>> Begin

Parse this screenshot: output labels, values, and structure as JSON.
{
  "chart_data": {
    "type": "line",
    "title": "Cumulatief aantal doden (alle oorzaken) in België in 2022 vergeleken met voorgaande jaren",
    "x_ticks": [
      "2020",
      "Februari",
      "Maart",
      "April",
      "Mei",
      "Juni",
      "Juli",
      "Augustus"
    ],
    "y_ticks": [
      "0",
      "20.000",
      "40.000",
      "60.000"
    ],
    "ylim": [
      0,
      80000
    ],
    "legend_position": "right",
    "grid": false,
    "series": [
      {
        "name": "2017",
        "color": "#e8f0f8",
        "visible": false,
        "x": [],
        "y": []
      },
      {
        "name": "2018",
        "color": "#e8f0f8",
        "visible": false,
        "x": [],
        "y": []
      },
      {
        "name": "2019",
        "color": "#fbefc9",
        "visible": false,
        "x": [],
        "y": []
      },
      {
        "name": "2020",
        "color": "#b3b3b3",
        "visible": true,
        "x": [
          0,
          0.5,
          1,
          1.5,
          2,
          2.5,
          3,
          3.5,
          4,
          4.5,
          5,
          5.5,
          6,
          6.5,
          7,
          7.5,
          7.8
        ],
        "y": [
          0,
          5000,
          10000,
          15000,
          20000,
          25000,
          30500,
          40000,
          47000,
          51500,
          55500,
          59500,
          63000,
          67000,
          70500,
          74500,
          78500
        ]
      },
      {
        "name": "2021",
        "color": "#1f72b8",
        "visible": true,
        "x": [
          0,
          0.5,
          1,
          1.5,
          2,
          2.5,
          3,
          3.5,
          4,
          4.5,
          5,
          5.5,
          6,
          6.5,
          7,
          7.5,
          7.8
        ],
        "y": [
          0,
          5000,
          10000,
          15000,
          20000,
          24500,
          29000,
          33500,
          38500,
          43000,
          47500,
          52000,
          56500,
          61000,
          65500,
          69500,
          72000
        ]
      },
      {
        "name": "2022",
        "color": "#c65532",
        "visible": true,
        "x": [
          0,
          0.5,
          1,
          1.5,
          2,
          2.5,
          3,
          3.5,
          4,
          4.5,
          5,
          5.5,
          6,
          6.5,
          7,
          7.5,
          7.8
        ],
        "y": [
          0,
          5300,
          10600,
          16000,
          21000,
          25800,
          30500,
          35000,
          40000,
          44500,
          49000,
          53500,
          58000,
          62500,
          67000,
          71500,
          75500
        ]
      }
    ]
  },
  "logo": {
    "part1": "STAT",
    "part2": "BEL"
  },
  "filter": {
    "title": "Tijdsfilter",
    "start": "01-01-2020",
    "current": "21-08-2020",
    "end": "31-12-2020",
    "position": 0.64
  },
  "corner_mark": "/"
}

>> End

## Problem description
Extract the listing in its entirety and repeat it exactly.

## The result
Parse this screenshot: output labels, values, and structure as JSON.
{
  "chart_data": {
    "type": "line",
    "title": "Cumulatief aantal doden (alle oorzaken) in België in 2022 vergeleken met voorgaande jaren",
    "x_ticks": [
      "2020",
      "Februari",
      "Maart",
      "April",
      "Mei",
      "Juni",
      "Juli",
      "Augustus"
    ],
    "y_ticks": [
      "0",
      "20.000",
      "40.000",
      "60.000"
    ],
    "ylim": [
      0,
      80000
    ],
    "legend_position": "right",
    "grid": false,
    "series": [
      {
        "name": "2017",
        "color": "#e8f0f8",
        "visible": false,
        "x": [],
        "y": []
      },
      {
        "name": "2018",
        "color": "#e8f0f8",
        "visible": false,
        "x": [],
        "y": []
      },
      {
        "name": "2019",
        "color": "#fbefc9",
        "visible": false,
        "x": [],
        "y": []
      },
      {
        "name": "2020",
        "color": "#b3b3b3",
        "visible": true,
        "x": [
          0,
          0.5,
          1,
          1.5,
          2,
          2.5,
          3,
          3.5,
          4,
          4.5,
          5,
          5.5,
          6,
          6.5,
          7,
          7.5,
          7.8
        ],
        "y": [
          0,
          5000,
          10000,
          15000,
          20000,
          25000,
          30500,
          40000,
          47000,
          51500,
          55500,
          59500,
          63000,
          67000,
          70500,
          74500,
          78500
        ]
      },
      {
        "name": "2021",
        "color": "#1f72b8",
        "visible": true,
        "x": [
          0,
          0.5,
          1,
          1.5,
          2,
          2.5,
          3,
          3.5,
          4,
          4.5,
          5,
          5.5,
          6,
          6.5,
          7,
          7.5,
          7.8
        ],
        "y": [
          0,
          5000,
          10000,
          15000,
          20000,
          24500,
          29000,
          33500,
          38500,
          43000,
          47500,
          52000,
          56500,
          61000,
          65500,
          69500,
          72000
        ]
      },
      {
        "name": "2022",
        "color": "#c65532",
        "visible": true,
        "x": [
          0,
          0.5,
          1,
          1.5,
          2,
          2.5,
          3,
          3.5,
          4,
          4.5,
          5,
          5.5,
          6,
          6.5,
          7,
          7.5,
          7.8
        ],
        "y": [
          0,
          5300,
          10600,
          16000,
          21000,
          25800,
          30500,
          35000,
          40000,
          44500,
          49000,
          53500,
          58000,
          62500,
          67000,
          71500,
          75500
        ]
      }
    ]
  },
  "logo": {
    "part1": "STAT",
    "part2": "BEL"
  },
  "filter": {
    "title": "Tijdsfilter",
    "start": "01-01-2020",
    "current": "21-08-2020",
    "end": "31-12-2020",
    "position": 0.64
  },
  "corner_mark": "/"
}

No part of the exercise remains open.